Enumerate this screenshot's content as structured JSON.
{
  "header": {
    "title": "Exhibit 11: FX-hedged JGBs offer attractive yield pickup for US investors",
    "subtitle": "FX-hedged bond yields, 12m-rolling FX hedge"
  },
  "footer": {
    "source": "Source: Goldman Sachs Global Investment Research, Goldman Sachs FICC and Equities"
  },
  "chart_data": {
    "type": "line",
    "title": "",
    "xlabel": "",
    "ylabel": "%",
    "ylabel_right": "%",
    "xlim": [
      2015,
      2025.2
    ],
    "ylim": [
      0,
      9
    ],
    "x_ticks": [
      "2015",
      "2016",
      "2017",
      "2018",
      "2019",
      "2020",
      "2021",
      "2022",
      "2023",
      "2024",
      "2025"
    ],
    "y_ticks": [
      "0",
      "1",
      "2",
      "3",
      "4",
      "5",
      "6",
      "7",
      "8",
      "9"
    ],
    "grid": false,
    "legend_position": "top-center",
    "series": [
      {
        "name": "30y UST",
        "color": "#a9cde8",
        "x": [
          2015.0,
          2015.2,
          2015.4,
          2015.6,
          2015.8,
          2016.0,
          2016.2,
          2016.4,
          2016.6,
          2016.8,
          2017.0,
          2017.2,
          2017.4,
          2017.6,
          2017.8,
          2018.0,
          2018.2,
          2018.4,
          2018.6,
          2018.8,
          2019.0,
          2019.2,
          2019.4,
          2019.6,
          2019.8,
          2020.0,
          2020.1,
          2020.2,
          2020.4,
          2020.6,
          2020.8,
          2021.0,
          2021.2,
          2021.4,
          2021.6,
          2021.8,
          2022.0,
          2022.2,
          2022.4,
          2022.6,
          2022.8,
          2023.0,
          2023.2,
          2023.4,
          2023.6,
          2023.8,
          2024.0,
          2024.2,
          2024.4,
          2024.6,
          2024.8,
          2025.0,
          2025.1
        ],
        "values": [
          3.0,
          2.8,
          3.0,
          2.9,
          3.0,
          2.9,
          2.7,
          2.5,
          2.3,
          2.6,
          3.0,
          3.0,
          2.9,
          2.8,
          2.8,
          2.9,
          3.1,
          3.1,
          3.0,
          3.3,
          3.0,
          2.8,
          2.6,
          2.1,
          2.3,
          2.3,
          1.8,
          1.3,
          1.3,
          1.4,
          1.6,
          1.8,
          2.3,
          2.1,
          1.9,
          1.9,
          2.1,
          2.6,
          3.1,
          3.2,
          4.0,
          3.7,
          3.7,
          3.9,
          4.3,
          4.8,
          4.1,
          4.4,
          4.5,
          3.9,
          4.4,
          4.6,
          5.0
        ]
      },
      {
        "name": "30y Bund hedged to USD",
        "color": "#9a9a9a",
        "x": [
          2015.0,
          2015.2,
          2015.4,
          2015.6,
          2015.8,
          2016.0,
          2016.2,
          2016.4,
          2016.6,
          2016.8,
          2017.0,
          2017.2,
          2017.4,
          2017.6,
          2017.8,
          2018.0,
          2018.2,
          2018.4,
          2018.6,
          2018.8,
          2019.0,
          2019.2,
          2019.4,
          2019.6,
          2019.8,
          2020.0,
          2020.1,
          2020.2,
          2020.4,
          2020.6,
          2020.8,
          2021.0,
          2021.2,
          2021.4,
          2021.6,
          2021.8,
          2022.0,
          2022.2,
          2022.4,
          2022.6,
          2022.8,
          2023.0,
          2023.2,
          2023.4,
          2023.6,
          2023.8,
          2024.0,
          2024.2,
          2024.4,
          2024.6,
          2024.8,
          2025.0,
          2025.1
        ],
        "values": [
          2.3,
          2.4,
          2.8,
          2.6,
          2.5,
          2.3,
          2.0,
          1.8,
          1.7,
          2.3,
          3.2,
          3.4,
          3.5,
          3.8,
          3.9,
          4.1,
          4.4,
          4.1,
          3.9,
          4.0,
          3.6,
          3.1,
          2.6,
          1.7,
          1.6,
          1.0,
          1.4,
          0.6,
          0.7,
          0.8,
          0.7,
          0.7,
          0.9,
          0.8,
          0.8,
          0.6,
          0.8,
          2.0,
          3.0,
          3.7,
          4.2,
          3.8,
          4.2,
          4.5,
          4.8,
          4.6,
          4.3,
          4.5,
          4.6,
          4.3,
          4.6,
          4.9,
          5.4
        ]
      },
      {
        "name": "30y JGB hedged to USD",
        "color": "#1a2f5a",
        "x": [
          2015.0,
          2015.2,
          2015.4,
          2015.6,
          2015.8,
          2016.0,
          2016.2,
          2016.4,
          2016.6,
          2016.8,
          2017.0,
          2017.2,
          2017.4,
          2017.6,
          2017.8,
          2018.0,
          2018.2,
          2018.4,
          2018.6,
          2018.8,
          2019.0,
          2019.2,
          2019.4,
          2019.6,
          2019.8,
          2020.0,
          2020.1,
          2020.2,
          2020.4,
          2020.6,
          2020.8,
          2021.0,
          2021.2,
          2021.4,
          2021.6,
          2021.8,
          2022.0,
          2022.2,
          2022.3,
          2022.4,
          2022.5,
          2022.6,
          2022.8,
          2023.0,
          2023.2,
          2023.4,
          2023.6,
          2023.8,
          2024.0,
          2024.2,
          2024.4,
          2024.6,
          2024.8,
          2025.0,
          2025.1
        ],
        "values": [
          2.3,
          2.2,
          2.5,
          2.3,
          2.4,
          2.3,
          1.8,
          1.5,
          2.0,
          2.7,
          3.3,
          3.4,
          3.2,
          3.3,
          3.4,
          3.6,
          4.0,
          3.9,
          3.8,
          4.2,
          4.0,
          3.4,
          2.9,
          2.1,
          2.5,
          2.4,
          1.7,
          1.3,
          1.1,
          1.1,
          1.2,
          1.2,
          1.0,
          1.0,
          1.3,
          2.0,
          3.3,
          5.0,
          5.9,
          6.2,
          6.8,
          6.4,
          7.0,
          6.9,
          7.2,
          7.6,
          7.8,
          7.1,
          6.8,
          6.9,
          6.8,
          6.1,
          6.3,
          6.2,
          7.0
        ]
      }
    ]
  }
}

-------

» SHORT TASK
Go through the material above line by line and copy it exactly.

» SOLUTION TO THIS PROBLEM
Enumerate this screenshot's content as structured JSON.
{
  "header": {
    "title": "Exhibit 11: FX-hedged JGBs offer attractive yield pickup for US investors",
    "subtitle": "FX-hedged bond yields, 12m-rolling FX hedge"
  },
  "footer": {
    "source": "Source: Goldman Sachs Global Investment Research, Goldman Sachs FICC and Equities"
  },
  "chart_data": {
    "type": "line",
    "title": "",
    "xlabel": "",
    "ylabel": "%",
    "ylabel_right": "%",
    "xlim": [
      2015,
      2025.2
    ],
    "ylim": [
      0,
      9
    ],
    "x_ticks": [
      "2015",
      "2016",
      "2017",
      "2018",
      "2019",
      "2020",
      "2021",
      "2022",
      "2023",
      "2024",
      "2025"
    ],
    "y_ticks": [
      "0",
      "1",
      "2",
      "3",
      "4",
      "5",
      "6",
      "7",
      "8",
      "9"
    ],
    "grid": false,
    "legend_position": "top-center",
    "series": [
      {
        "name": "30y UST",
        "color": "#a9cde8",
        "x": [
          2015.0,
          2015.2,
          2015.4,
          2015.6,
          2015.8,
          2016.0,
          2016.2,
          2016.4,
          2016.6,
          2016.8,
          2017.0,
          2017.2,
          2017.4,
          2017.6,
          2017.8,
          2018.0,
          2018.2,
          2018.4,
          2018.6,
          2018.8,
          2019.0,
          2019.2,
          2019.4,
          2019.6,
          2019.8,
          2020.0,
          2020.1,
          2020.2,
          2020.4,
          2020.6,
          2020.8,
          2021.0,
          2021.2,
          2021.4,
          2021.6,
          2021.8,
          2022.0,
          2022.2,
          2022.4,
          2022.6,
          2022.8,
          2023.0,
          2023.2,
          2023.4,
          2023.6,
          2023.8,
          2024.0,
          2024.2,
          2024.4,
          2024.6,
          2024.8,
          2025.0,
          2025.1
        ],
        "values": [
          3.0,
          2.8,
          3.0,
          2.9,
          3.0,
          2.9,
          2.7,
          2.5,
          2.3,
          2.6,
          3.0,
          3.0,
          2.9,
          2.8,
          2.8,
          2.9,
          3.1,
          3.1,
          3.0,
          3.3,
          3.0,
          2.8,
          2.6,
          2.1,
          2.3,
          2.3,
          1.8,
          1.3,
          1.3,
          1.4,
          1.6,
          1.8,
          2.3,
          2.1,
          1.9,
          1.9,
          2.1,
          2.6,
          3.1,
          3.2,
          4.0,
          3.7,
          3.7,
          3.9,
          4.3,
          4.8,
          4.1,
          4.4,
          4.5,
          3.9,
          4.4,
          4.6,
          5.0
        ]
      },
      {
        "name": "30y Bund hedged to USD",
        "color": "#9a9a9a",
        "x": [
          2015.0,
          2015.2,
          2015.4,
          2015.6,
          2015.8,
          2016.0,
          2016.2,
          2016.4,
          2016.6,
          2016.8,
          2017.0,
          2017.2,
          2017.4,
          2017.6,
          2017.8,
          2018.0,
          2018.2,
          2018.4,
          2018.6,
          2018.8,
          2019.0,
          2019.2,
          2019.4,
          2019.6,
          2019.8,
          2020.0,
          2020.1,
          2020.2,
          2020.4,
          2020.6,
          2020.8,
          2021.0,
          2021.2,
          2021.4,
          2021.6,
          2021.8,
          2022.0,
          2022.2,
          2022.4,
          2022.6,
          2022.8,
          2023.0,
          2023.2,
          2023.4,
          2023.6,
          2023.8,
          2024.0,
          2024.2,
          2024.4,
          2024.6,
          2024.8,
          2025.0,
          2025.1
        ],
        "values": [
          2.3,
          2.4,
          2.8,
          2.6,
          2.5,
          2.3,
          2.0,
          1.8,
          1.7,
          2.3,
          3.2,
          3.4,
          3.5,
          3.8,
          3.9,
          4.1,
          4.4,
          4.1,
          3.9,
          4.0,
          3.6,
          3.1,
          2.6,
          1.7,
          1.6,
          1.0,
          1.4,
          0.6,
          0.7,
          0.8,
          0.7,
          0.7,
          0.9,
          0.8,
          0.8,
          0.6,
          0.8,
          2.0,
          3.0,
          3.7,
          4.2,
          3.8,
          4.2,
          4.5,
          4.8,
          4.6,
          4.3,
          4.5,
          4.6,
          4.3,
          4.6,
          4.9,
          5.4
        ]
      },
      {
        "name": "30y JGB hedged to USD",
        "color": "#1a2f5a",
        "x": [
          2015.0,
          2015.2,
          2015.4,
          2015.6,
          2015.8,
          2016.0,
          2016.2,
          2016.4,
          2016.6,
          2016.8,
          2017.0,
          2017.2,
          2017.4,
          2017.6,
          2017.8,
          2018.0,
          2018.2,
          2018.4,
          2018.6,
          2018.8,
          2019.0,
          2019.2,
          2019.4,
          2019.6,
          2019.8,
          2020.0,
          2020.1,
          2020.2,
          2020.4,
          2020.6,
          2020.8,
          2021.0,
          2021.2,
          2021.4,
          2021.6,
          2021.8,
          2022.0,
          2022.2,
          2022.3,
          2022.4,
          2022.5,
          2022.6,
          2022.8,
          2023.0,
          2023.2,
          2023.4,
          2023.6,
          2023.8,
          2024.0,
          2024.2,
          2024.4,
          2024.6,
          2024.8,
          2025.0,
          2025.1
        ],
        "values": [
          2.3,
          2.2,
          2.5,
          2.3,
          2.4,
          2.3,
          1.8,
          1.5,
          2.0,
          2.7,
          3.3,
          3.4,
          3.2,
          3.3,
          3.4,
          3.6,
          4.0,
          3.9,
          3.8,
          4.2,
          4.0,
          3.4,
          2.9,
          2.1,
          2.5,
          2.4,
          1.7,
          1.3,
          1.1,
          1.1,
          1.2,
          1.2,
          1.0,
          1.0,
          1.3,
          2.0,
          3.3,
          5.0,
          5.9,
          6.2,
          6.8,
          6.4,
          7.0,
          6.9,
          7.2,
          7.6,
          7.8,
          7.1,
          6.8,
          6.9,
          6.8,
          6.1,
          6.3,
          6.2,
          7.0
        ]
      }
    ]
  }
}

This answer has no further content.